Exercise goal:
Return the lines below that carry the word "information".

Task input:
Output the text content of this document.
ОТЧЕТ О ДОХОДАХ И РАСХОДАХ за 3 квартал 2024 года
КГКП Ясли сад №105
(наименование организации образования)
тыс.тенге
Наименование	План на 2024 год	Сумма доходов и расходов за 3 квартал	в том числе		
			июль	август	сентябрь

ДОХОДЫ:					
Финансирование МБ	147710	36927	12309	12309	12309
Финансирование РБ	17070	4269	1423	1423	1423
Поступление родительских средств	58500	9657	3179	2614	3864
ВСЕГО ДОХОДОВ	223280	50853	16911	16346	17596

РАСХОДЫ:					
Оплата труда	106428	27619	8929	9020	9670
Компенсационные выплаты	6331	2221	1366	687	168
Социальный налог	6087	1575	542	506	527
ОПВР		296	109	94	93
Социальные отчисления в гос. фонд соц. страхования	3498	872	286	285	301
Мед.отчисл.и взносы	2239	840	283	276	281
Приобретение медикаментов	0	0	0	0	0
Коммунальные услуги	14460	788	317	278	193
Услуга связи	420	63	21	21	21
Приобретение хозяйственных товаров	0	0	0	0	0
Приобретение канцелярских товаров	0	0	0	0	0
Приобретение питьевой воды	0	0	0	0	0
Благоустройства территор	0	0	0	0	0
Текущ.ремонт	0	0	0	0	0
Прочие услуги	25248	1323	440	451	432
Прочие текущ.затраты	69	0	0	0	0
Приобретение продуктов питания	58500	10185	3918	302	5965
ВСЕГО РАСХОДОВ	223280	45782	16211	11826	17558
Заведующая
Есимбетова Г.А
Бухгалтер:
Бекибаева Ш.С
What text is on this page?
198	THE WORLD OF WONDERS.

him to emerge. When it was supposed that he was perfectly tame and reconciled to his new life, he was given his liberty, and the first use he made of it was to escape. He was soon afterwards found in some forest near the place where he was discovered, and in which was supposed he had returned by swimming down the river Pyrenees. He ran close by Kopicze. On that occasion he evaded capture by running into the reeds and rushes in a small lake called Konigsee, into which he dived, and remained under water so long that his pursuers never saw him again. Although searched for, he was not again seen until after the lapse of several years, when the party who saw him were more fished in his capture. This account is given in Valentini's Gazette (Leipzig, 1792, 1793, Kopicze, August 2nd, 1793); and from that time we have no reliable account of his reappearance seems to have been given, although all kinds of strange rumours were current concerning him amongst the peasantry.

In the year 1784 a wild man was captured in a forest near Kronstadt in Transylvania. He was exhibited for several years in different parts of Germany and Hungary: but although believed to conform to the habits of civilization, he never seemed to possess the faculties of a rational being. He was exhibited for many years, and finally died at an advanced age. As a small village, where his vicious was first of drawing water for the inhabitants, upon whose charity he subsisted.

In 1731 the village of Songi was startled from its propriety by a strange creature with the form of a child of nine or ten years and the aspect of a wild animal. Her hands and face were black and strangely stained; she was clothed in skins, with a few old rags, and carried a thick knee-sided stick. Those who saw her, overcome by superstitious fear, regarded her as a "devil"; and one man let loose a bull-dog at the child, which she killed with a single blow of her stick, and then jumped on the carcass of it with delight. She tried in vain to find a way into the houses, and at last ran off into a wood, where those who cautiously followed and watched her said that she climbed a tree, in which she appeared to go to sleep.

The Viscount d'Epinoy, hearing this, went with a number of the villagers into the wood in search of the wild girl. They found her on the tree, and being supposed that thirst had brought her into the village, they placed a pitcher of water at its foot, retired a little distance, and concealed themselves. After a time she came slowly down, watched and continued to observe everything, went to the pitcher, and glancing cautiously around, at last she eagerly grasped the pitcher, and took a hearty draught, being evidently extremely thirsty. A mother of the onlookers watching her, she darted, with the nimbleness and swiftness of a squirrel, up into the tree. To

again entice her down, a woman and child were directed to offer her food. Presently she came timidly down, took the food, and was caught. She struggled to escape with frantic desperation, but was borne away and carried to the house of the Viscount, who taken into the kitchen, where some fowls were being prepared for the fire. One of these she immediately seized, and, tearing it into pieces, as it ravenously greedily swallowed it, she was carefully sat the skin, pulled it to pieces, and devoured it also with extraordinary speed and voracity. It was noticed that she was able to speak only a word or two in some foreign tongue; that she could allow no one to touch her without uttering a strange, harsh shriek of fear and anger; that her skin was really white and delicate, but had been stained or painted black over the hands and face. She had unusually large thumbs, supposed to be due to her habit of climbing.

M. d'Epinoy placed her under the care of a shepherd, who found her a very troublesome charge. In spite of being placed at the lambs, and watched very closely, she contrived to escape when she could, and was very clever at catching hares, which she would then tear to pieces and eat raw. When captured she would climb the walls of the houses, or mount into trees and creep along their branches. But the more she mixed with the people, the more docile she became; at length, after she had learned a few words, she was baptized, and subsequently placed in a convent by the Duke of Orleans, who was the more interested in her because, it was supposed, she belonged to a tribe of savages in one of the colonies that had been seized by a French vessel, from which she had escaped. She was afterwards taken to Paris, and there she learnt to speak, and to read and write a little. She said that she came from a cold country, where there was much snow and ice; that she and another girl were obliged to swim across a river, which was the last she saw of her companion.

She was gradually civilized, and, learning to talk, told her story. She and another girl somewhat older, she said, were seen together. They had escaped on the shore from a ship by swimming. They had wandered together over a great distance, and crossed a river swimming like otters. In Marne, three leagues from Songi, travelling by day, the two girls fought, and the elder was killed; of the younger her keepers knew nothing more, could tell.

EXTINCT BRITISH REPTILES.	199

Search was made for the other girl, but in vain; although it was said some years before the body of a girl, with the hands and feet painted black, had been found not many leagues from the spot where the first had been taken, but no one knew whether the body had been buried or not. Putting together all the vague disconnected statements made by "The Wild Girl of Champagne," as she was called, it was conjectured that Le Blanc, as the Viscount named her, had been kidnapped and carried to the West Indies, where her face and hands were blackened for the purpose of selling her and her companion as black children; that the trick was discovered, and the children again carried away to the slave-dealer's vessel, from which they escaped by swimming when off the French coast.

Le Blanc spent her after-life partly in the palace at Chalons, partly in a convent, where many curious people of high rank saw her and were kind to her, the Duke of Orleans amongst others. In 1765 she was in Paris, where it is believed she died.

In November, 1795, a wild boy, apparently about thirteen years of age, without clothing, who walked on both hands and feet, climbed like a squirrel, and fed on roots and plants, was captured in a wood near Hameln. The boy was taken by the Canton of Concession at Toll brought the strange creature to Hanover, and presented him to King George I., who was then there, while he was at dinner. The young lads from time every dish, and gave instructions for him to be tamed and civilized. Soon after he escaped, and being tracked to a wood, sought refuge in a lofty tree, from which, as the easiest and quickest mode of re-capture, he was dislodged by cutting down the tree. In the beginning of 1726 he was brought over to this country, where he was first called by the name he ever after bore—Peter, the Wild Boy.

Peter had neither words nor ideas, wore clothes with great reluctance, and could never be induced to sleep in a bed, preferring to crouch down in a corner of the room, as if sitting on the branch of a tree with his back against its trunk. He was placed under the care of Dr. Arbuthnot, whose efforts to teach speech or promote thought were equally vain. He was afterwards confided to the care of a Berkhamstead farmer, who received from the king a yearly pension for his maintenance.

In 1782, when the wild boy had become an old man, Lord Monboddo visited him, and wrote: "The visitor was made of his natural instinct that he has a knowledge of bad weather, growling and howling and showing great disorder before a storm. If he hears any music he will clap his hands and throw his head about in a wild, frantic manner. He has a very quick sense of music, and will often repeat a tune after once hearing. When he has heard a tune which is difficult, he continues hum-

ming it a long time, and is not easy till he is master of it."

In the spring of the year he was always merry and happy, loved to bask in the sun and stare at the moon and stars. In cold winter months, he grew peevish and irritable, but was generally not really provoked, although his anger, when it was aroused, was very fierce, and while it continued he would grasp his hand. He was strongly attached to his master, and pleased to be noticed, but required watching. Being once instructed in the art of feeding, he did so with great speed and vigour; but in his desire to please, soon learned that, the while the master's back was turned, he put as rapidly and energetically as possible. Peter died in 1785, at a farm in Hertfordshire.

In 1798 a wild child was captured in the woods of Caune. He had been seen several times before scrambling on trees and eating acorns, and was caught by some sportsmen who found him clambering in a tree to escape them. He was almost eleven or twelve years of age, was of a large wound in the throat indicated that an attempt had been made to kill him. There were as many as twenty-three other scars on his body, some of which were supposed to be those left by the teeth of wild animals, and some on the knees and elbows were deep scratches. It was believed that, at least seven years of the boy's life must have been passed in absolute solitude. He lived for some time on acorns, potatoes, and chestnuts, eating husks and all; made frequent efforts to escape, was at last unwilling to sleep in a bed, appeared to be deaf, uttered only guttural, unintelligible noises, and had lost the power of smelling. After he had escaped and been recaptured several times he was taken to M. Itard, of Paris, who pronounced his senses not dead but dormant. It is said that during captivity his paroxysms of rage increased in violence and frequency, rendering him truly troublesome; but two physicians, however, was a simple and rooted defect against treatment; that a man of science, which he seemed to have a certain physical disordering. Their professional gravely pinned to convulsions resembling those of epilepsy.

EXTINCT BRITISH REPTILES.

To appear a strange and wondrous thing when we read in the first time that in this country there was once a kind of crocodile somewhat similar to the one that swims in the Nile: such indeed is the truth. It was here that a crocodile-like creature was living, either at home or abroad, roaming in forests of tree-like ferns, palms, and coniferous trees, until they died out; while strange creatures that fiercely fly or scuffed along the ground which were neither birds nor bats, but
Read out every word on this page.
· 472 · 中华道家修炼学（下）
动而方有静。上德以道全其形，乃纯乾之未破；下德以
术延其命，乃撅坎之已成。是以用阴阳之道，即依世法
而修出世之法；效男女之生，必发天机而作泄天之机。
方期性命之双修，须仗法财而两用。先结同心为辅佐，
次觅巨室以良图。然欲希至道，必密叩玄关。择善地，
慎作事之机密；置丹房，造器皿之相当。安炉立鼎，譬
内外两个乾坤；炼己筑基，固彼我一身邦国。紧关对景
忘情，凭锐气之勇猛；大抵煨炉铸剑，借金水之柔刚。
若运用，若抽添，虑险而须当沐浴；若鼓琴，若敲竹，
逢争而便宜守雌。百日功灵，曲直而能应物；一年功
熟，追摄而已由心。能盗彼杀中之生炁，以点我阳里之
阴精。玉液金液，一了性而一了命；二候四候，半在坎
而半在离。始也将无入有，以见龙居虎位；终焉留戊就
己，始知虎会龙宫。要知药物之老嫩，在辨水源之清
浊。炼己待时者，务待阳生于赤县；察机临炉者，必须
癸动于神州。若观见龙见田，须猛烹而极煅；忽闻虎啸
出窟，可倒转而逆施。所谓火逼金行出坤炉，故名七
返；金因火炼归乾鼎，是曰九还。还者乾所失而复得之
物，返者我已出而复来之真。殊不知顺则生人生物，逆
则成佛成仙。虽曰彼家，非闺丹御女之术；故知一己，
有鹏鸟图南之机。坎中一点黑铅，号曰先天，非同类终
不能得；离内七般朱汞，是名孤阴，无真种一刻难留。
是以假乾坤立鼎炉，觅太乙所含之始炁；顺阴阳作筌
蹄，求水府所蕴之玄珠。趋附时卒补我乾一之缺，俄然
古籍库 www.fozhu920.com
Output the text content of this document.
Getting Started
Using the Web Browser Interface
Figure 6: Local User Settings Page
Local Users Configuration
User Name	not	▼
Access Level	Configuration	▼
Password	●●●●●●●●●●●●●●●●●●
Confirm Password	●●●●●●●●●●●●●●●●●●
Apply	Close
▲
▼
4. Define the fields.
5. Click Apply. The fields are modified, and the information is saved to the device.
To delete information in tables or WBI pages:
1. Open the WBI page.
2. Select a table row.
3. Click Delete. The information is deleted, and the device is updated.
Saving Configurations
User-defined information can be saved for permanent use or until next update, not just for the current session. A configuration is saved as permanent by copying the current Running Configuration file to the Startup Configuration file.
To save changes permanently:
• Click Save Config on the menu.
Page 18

Complete response:
5. Click Apply. The fields are modified, and the information is saved to the device.
To delete information in tables or WBI pages:
3. Click Delete. The information is deleted, and the device is updated.
User-defined information can be saved for permanent use or until next update, not just for the current session. A configuration is saved as permanent by copying the current Running Configuration file to the Startup Configuration file.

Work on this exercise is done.